(Items from a dataset)
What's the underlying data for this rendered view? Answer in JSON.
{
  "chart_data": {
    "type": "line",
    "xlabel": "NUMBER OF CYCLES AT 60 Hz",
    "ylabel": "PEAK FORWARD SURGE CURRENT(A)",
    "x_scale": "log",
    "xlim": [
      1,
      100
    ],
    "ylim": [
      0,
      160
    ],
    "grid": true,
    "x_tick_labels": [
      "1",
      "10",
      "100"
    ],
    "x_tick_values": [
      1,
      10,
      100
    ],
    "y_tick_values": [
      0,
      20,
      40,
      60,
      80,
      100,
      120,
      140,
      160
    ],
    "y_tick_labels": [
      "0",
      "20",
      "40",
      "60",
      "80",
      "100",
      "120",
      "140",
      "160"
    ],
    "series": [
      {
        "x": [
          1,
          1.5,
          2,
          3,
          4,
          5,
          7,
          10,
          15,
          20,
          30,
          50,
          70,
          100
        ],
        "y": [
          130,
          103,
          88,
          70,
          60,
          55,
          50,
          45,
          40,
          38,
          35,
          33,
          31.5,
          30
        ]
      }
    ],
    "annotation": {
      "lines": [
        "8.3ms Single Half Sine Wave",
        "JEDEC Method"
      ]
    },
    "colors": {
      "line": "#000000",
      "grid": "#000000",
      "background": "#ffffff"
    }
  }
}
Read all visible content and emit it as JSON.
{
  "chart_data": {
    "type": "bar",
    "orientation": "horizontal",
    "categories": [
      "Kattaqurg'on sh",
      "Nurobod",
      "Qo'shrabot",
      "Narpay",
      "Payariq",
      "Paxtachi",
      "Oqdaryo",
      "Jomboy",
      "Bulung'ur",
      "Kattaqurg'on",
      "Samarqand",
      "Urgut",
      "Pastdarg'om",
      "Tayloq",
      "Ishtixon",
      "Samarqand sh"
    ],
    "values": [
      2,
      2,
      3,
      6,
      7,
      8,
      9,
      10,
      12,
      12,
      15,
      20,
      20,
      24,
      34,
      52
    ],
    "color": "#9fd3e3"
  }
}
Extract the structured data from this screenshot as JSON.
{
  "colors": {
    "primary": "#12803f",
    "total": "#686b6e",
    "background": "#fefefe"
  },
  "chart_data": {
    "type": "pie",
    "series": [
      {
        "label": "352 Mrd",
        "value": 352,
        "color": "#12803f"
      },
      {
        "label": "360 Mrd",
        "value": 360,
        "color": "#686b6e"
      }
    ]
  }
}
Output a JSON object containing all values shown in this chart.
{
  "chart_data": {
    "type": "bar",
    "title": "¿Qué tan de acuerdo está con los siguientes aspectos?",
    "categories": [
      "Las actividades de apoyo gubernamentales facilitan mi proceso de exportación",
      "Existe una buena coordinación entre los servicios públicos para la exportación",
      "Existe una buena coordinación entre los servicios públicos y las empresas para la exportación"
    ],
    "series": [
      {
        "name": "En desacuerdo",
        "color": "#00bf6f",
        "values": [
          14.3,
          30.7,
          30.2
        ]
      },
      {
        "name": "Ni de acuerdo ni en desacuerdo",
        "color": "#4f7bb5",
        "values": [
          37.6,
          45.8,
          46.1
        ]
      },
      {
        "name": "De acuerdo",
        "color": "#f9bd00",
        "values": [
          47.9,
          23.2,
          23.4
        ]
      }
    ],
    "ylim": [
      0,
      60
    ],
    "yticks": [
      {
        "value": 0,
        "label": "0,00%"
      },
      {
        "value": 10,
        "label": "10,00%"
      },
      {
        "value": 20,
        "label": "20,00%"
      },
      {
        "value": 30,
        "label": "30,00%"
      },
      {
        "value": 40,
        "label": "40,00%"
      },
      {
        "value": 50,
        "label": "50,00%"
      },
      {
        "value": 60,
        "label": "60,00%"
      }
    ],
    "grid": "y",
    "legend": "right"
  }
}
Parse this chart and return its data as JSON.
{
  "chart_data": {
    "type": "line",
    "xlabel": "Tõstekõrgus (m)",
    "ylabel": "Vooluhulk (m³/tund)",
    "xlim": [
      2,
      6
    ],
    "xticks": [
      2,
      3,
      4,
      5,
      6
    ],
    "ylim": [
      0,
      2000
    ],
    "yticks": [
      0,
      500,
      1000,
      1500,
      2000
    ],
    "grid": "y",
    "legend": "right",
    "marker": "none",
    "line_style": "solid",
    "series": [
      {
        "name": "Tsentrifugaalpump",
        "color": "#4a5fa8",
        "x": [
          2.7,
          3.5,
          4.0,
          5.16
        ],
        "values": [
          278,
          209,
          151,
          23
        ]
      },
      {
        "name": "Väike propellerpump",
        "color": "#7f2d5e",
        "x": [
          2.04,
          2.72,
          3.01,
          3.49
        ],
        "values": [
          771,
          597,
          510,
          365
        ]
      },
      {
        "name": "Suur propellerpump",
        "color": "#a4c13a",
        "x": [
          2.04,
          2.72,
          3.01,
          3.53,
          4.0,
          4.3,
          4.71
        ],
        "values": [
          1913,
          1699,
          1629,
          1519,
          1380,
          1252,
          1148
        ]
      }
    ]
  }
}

**Exercise requirements**
How many lines in the listing contain "this"? Answer with the number alone.

**Exercise response**
4